WRITTEN TASKS |
• a. Answer these questions from the Heartbleed text, marking each answer to match:
(i) Which piece of software did the bug affect?
(ii) What share of the web's servers might have been affected, according to early estimates?
(iii) What public source shows that a volunteer inserted the bug about two years earlier?
• b. According to the Heartbleed text, why could government agencies and other eavesdroppers in theory have been exploiting the bug for a long time? Reply in one to three sentences.

A bug present for two years in a significant fraction of the web’s servers has potentially exposed sensitive information to everyone and anyone.

On April 8th 2014, news started to spread that a critical security flaw had been discovered in software used to secure our connections with online banking, shopping websites, credit card transactions and anything else taking place over the internet with standard security protocols. The bug, later known as the ‘Heartbleed vulnerability’, affected a piece of software called OpenSSL. This is an integral part of the toolchain used to secure information transfer between websites and your browser. OpenSSL is a technology developed by a distributed set of developers, some freely donating their time and some working on behalf of companies donating their staff time. It is an ubiquitous part of widely used operating systems based on technology called UNIX, and these systems make up an overwhelmingly large proportion of the Internet’s servers.

Early estimates indicated that perhaps up to two thirds of the web’s servers could have been affected by the bug 1. The well-known security researcher Bruce Schneier, writing in his blog shortly after the news of the bug, said that the bug was “catastrophic”, and added that “on the scale of 1 to 10, this is an 11” 2. From logs of changes to OpenSSL available to the public, it is possible to conclude that the bug was inserted as part of changes made by a volunteer approximately two years ago. This in theory means that government agencies and other eavesdroppers could have been exploiting it ever since.

DATA |
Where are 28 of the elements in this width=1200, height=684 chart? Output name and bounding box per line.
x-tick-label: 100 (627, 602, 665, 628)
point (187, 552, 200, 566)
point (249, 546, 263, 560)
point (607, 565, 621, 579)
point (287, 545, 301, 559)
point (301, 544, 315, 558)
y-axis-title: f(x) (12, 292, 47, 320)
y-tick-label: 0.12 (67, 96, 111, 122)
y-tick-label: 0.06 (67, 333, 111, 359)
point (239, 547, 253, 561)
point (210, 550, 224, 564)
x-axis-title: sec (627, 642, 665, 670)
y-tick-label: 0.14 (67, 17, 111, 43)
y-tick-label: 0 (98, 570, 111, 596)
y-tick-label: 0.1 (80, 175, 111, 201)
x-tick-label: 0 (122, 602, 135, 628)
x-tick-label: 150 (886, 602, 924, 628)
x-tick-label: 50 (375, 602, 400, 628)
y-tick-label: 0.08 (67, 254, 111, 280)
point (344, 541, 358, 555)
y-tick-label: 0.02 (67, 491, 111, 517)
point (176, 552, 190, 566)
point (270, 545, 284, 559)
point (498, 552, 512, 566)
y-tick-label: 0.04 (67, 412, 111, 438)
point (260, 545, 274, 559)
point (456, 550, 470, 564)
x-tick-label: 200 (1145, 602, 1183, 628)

CORRECT ANSWERS |
• a.
(i) OpenSSL.
(ii) Perhaps up to two thirds.
(iii) The logs of changes to OpenSSL that are available to the public.

• b. Public logs of changes to OpenSSL show that a volunteer inserted the bug approximately two years earlier. In theory, government agencies and other eavesdroppers could therefore have been exploiting it ever since then.